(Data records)
▬▬▬
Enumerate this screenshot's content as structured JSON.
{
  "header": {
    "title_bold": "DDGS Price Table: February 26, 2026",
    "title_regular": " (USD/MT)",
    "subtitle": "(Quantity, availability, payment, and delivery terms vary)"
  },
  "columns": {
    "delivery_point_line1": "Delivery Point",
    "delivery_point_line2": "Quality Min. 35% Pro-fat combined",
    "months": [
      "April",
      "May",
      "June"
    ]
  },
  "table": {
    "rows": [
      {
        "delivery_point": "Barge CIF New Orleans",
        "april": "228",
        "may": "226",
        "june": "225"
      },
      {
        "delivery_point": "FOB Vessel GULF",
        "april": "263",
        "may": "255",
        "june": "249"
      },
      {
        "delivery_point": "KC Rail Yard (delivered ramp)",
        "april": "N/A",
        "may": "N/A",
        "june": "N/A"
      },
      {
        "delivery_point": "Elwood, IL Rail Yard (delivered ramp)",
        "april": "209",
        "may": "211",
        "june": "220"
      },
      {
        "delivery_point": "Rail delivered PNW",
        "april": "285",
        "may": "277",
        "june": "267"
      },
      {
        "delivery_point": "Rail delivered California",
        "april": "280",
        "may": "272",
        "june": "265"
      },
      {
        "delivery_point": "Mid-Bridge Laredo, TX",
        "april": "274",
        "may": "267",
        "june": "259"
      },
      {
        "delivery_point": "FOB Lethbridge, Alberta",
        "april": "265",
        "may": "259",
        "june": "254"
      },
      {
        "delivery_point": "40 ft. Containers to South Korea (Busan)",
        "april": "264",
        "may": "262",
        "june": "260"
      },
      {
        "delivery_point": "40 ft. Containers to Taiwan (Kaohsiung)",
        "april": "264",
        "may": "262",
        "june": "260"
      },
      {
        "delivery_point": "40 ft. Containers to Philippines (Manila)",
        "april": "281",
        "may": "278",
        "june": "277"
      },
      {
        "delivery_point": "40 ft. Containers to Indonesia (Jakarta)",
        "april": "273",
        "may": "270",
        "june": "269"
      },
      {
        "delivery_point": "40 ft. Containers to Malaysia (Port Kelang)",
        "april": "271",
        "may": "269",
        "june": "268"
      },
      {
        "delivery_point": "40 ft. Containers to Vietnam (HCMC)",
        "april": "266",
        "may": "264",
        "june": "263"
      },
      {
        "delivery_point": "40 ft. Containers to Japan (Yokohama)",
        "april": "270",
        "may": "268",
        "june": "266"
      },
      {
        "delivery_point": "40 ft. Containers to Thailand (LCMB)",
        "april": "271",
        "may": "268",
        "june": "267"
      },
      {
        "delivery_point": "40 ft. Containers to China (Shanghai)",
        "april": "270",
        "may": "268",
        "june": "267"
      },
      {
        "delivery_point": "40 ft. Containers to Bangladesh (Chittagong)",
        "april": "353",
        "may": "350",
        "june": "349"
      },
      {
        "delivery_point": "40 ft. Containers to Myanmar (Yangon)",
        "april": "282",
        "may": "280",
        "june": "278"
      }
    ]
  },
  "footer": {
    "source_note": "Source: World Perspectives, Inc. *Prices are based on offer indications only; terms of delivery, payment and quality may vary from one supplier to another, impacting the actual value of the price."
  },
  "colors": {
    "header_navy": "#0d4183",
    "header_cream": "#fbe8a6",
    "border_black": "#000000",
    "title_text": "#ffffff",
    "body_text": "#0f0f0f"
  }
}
▬▬▬
DIRECTIONS FOR THIS TASK: Write out the entire listing exactly.

RESULT FOR THIS TASK:
Enumerate this screenshot's content as structured JSON.
{
  "header": {
    "title_bold": "DDGS Price Table: February 26, 2026",
    "title_regular": " (USD/MT)",
    "subtitle": "(Quantity, availability, payment, and delivery terms vary)"
  },
  "columns": {
    "delivery_point_line1": "Delivery Point",
    "delivery_point_line2": "Quality Min. 35% Pro-fat combined",
    "months": [
      "April",
      "May",
      "June"
    ]
  },
  "table": {
    "rows": [
      {
        "delivery_point": "Barge CIF New Orleans",
        "april": "228",
        "may": "226",
        "june": "225"
      },
      {
        "delivery_point": "FOB Vessel GULF",
        "april": "263",
        "may": "255",
        "june": "249"
      },
      {
        "delivery_point": "KC Rail Yard (delivered ramp)",
        "april": "N/A",
        "may": "N/A",
        "june": "N/A"
      },
      {
        "delivery_point": "Elwood, IL Rail Yard (delivered ramp)",
        "april": "209",
        "may": "211",
        "june": "220"
      },
      {
        "delivery_point": "Rail delivered PNW",
        "april": "285",
        "may": "277",
        "june": "267"
      },
      {
        "delivery_point": "Rail delivered California",
        "april": "280",
        "may": "272",
        "june": "265"
      },
      {
        "delivery_point": "Mid-Bridge Laredo, TX",
        "april": "274",
        "may": "267",
        "june": "259"
      },
      {
        "delivery_point": "FOB Lethbridge, Alberta",
        "april": "265",
        "may": "259",
        "june": "254"
      },
      {
        "delivery_point": "40 ft. Containers to South Korea (Busan)",
        "april": "264",
        "may": "262",
        "june": "260"
      },
      {
        "delivery_point": "40 ft. Containers to Taiwan (Kaohsiung)",
        "april": "264",
        "may": "262",
        "june": "260"
      },
      {
        "delivery_point": "40 ft. Containers to Philippines (Manila)",
        "april": "281",
        "may": "278",
        "june": "277"
      },
      {
        "delivery_point": "40 ft. Containers to Indonesia (Jakarta)",
        "april": "273",
        "may": "270",
        "june": "269"
      },
      {
        "delivery_point": "40 ft. Containers to Malaysia (Port Kelang)",
        "april": "271",
        "may": "269",
        "june": "268"
      },
      {
        "delivery_point": "40 ft. Containers to Vietnam (HCMC)",
        "april": "266",
        "may": "264",
        "june": "263"
      },
      {
        "delivery_point": "40 ft. Containers to Japan (Yokohama)",
        "april": "270",
        "may": "268",
        "june": "266"
      },
      {
        "delivery_point": "40 ft. Containers to Thailand (LCMB)",
        "april": "271",
        "may": "268",
        "june": "267"
      },
      {
        "delivery_point": "40 ft. Containers to China (Shanghai)",
        "april": "270",
        "may": "268",
        "june": "267"
      },
      {
        "delivery_point": "40 ft. Containers to Bangladesh (Chittagong)",
        "april": "353",
        "may": "350",
        "june": "349"
      },
      {
        "delivery_point": "40 ft. Containers to Myanmar (Yangon)",
        "april": "282",
        "may": "280",
        "june": "278"
      }
    ]
  },
  "footer": {
    "source_note": "Source: World Perspectives, Inc. *Prices are based on offer indications only; terms of delivery, payment and quality may vary from one supplier to another, impacting the actual value of the price."
  },
  "colors": {
    "header_navy": "#0d4183",
    "header_cream": "#fbe8a6",
    "border_black": "#000000",
    "title_text": "#ffffff",
    "body_text": "#0f0f0f"
  }
}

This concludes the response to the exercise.